▶ **Requirement**: Every line below is to be quoted exactly, with nothing added or dropped.

▶ **Supplied entries**:
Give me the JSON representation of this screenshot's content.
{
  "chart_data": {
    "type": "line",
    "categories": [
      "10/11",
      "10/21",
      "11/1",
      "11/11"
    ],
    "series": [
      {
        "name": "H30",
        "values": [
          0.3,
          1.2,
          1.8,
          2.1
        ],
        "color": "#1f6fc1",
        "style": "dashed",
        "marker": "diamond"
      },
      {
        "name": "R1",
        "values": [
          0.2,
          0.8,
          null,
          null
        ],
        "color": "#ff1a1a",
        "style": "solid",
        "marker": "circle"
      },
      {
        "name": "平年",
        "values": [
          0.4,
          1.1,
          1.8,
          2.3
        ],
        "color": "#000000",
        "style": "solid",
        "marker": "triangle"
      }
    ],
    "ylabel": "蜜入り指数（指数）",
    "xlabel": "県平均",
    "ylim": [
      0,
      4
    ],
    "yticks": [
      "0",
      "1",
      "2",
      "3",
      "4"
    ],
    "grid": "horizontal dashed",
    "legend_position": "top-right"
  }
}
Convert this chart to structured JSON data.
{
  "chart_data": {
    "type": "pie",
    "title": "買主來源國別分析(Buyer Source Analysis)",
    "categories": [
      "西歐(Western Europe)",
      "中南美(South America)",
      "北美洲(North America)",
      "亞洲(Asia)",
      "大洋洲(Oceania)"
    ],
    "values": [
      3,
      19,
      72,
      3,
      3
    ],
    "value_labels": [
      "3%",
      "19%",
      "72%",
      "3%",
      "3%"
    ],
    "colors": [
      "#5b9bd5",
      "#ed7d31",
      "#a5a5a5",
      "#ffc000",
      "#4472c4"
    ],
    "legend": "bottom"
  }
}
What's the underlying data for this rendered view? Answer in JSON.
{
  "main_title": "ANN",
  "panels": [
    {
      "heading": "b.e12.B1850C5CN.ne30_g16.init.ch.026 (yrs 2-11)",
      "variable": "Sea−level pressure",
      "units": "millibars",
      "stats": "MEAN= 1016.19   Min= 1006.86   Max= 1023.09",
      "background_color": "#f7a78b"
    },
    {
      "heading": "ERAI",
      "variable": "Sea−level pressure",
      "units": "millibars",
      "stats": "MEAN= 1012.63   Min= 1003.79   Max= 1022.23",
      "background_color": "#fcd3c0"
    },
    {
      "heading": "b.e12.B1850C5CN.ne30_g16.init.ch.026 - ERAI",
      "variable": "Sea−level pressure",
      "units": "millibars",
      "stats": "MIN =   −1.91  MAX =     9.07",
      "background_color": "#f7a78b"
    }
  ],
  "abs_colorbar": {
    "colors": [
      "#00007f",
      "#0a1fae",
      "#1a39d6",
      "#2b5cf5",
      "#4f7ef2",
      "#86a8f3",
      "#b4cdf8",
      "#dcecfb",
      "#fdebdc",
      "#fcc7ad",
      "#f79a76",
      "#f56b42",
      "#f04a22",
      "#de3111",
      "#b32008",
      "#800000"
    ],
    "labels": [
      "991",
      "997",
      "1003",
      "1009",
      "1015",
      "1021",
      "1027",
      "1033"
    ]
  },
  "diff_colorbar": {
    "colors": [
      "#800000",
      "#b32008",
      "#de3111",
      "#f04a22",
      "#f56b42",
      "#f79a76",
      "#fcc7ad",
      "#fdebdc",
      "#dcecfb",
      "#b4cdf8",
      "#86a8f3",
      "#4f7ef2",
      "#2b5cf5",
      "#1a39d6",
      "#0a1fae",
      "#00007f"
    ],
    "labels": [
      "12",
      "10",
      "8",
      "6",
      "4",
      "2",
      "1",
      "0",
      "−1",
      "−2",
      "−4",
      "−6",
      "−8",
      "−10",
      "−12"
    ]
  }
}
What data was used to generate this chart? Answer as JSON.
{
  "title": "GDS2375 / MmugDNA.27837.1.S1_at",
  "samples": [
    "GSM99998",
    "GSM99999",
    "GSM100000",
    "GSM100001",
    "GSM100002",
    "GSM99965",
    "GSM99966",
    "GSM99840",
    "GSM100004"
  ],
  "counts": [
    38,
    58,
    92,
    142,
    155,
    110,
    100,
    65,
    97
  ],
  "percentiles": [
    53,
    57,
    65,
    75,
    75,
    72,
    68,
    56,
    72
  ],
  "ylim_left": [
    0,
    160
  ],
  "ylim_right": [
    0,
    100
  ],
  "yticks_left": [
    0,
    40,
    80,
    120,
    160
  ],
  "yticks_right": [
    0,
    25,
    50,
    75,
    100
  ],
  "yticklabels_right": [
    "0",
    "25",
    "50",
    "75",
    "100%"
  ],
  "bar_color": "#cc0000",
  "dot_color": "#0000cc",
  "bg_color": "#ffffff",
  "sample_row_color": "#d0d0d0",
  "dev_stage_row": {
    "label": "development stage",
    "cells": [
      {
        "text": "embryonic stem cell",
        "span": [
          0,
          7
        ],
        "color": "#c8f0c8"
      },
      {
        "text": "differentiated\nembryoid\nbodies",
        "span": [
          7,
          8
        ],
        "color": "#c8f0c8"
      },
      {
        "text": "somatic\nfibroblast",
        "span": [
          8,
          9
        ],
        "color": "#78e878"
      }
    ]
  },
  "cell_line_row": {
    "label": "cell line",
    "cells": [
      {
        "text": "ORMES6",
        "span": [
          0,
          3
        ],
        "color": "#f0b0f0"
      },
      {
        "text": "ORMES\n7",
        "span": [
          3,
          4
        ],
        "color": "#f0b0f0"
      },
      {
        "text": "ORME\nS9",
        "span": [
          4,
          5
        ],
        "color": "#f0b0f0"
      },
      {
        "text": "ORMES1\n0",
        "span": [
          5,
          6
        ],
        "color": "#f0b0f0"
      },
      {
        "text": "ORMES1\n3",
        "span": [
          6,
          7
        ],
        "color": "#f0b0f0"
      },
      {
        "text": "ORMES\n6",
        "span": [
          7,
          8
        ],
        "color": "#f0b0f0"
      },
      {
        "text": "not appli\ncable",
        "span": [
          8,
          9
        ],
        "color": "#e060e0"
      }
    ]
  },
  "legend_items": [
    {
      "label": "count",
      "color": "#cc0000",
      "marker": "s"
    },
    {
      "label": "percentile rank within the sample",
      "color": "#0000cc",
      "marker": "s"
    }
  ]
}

▶ **Solution for this task**:
Give me the JSON representation of this screenshot's content.
{
  "chart_data": {
    "type": "line",
    "categories": [
      "10/11",
      "10/21",
      "11/1",
      "11/11"
    ],
    "series": [
      {
        "name": "H30",
        "values": [
          0.3,
          1.2,
          1.8,
          2.1
        ],
        "color": "#1f6fc1",
        "style": "dashed",
        "marker": "diamond"
      },
      {
        "name": "R1",
        "values": [
          0.2,
          0.8,
          null,
          null
        ],
        "color": "#ff1a1a",
        "style": "solid",
        "marker": "circle"
      },
      {
        "name": "平年",
        "values": [
          0.4,
          1.1,
          1.8,
          2.3
        ],
        "color": "#000000",
        "style": "solid",
        "marker": "triangle"
      }
    ],
    "ylabel": "蜜入り指数（指数）",
    "xlabel": "県平均",
    "ylim": [
      0,
      4
    ],
    "yticks": [
      "0",
      "1",
      "2",
      "3",
      "4"
    ],
    "grid": "horizontal dashed",
    "legend_position": "top-right"
  }
}
Convert this chart to structured JSON data.
{
  "chart_data": {
    "type": "pie",
    "title": "買主來源國別分析(Buyer Source Analysis)",
    "categories": [
      "西歐(Western Europe)",
      "中南美(South America)",
      "北美洲(North America)",
      "亞洲(Asia)",
      "大洋洲(Oceania)"
    ],
    "values": [
      3,
      19,
      72,
      3,
      3
    ],
    "value_labels": [
      "3%",
      "19%",
      "72%",
      "3%",
      "3%"
    ],
    "colors": [
      "#5b9bd5",
      "#ed7d31",
      "#a5a5a5",
      "#ffc000",
      "#4472c4"
    ],
    "legend": "bottom"
  }
}
What's the underlying data for this rendered view? Answer in JSON.
{
  "main_title": "ANN",
  "panels": [
    {
      "heading": "b.e12.B1850C5CN.ne30_g16.init.ch.026 (yrs 2-11)",
      "variable": "Sea−level pressure",
      "units": "millibars",
      "stats": "MEAN= 1016.19   Min= 1006.86   Max= 1023.09",
      "background_color": "#f7a78b"
    },
    {
      "heading": "ERAI",
      "variable": "Sea−level pressure",
      "units": "millibars",
      "stats": "MEAN= 1012.63   Min= 1003.79   Max= 1022.23",
      "background_color": "#fcd3c0"
    },
    {
      "heading": "b.e12.B1850C5CN.ne30_g16.init.ch.026 - ERAI",
      "variable": "Sea−level pressure",
      "units": "millibars",
      "stats": "MIN =   −1.91  MAX =     9.07",
      "background_color": "#f7a78b"
    }
  ],
  "abs_colorbar": {
    "colors": [
      "#00007f",
      "#0a1fae",
      "#1a39d6",
      "#2b5cf5",
      "#4f7ef2",
      "#86a8f3",
      "#b4cdf8",
      "#dcecfb",
      "#fdebdc",
      "#fcc7ad",
      "#f79a76",
      "#f56b42",
      "#f04a22",
      "#de3111",
      "#b32008",
      "#800000"
    ],
    "labels": [
      "991",
      "997",
      "1003",
      "1009",
      "1015",
      "1021",
      "1027",
      "1033"
    ]
  },
  "diff_colorbar": {
    "colors": [
      "#800000",
      "#b32008",
      "#de3111",
      "#f04a22",
      "#f56b42",
      "#f79a76",
      "#fcc7ad",
      "#fdebdc",
      "#dcecfb",
      "#b4cdf8",
      "#86a8f3",
      "#4f7ef2",
      "#2b5cf5",
      "#1a39d6",
      "#0a1fae",
      "#00007f"
    ],
    "labels": [
      "12",
      "10",
      "8",
      "6",
      "4",
      "2",
      "1",
      "0",
      "−1",
      "−2",
      "−4",
      "−6",
      "−8",
      "−10",
      "−12"
    ]
  }
}
What data was used to generate this chart? Answer as JSON.
{
  "title": "GDS2375 / MmugDNA.27837.1.S1_at",
  "samples": [
    "GSM99998",
    "GSM99999",
    "GSM100000",
    "GSM100001",
    "GSM100002",
    "GSM99965",
    "GSM99966",
    "GSM99840",
    "GSM100004"
  ],
  "counts": [
    38,
    58,
    92,
    142,
    155,
    110,
    100,
    65,
    97
  ],
  "percentiles": [
    53,
    57,
    65,
    75,
    75,
    72,
    68,
    56,
    72
  ],
  "ylim_left": [
    0,
    160
  ],
  "ylim_right": [
    0,
    100
  ],
  "yticks_left": [
    0,
    40,
    80,
    120,
    160
  ],
  "yticks_right": [
    0,
    25,
    50,
    75,
    100
  ],
  "yticklabels_right": [
    "0",
    "25",
    "50",
    "75",
    "100%"
  ],
  "bar_color": "#cc0000",
  "dot_color": "#0000cc",
  "bg_color": "#ffffff",
  "sample_row_color": "#d0d0d0",
  "dev_stage_row": {
    "label": "development stage",
    "cells": [
      {
        "text": "embryonic stem cell",
        "span": [
          0,
          7
        ],
        "color": "#c8f0c8"
      },
      {
        "text": "differentiated\nembryoid\nbodies",
        "span": [
          7,
          8
        ],
        "color": "#c8f0c8"
      },
      {
        "text": "somatic\nfibroblast",
        "span": [
          8,
          9
        ],
        "color": "#78e878"
      }
    ]
  },
  "cell_line_row": {
    "label": "cell line",
    "cells": [
      {
        "text": "ORMES6",
        "span": [
          0,
          3
        ],
        "color": "#f0b0f0"
      },
      {
        "text": "ORMES\n7",
        "span": [
          3,
          4
        ],
        "color": "#f0b0f0"
      },
      {
        "text": "ORME\nS9",
        "span": [
          4,
          5
        ],
        "color": "#f0b0f0"
      },
      {
        "text": "ORMES1\n0",
        "span": [
          5,
          6
        ],
        "color": "#f0b0f0"
      },
      {
        "text": "ORMES1\n3",
        "span": [
          6,
          7
        ],
        "color": "#f0b0f0"
      },
      {
        "text": "ORMES\n6",
        "span": [
          7,
          8
        ],
        "color": "#f0b0f0"
      },
      {
        "text": "not appli\ncable",
        "span": [
          8,
          9
        ],
        "color": "#e060e0"
      }
    ]
  },
  "legend_items": [
    {
      "label": "count",
      "color": "#cc0000",
      "marker": "s"
    },
    {
      "label": "percentile rank within the sample",
      "color": "#0000cc",
      "marker": "s"
    }
  ]
}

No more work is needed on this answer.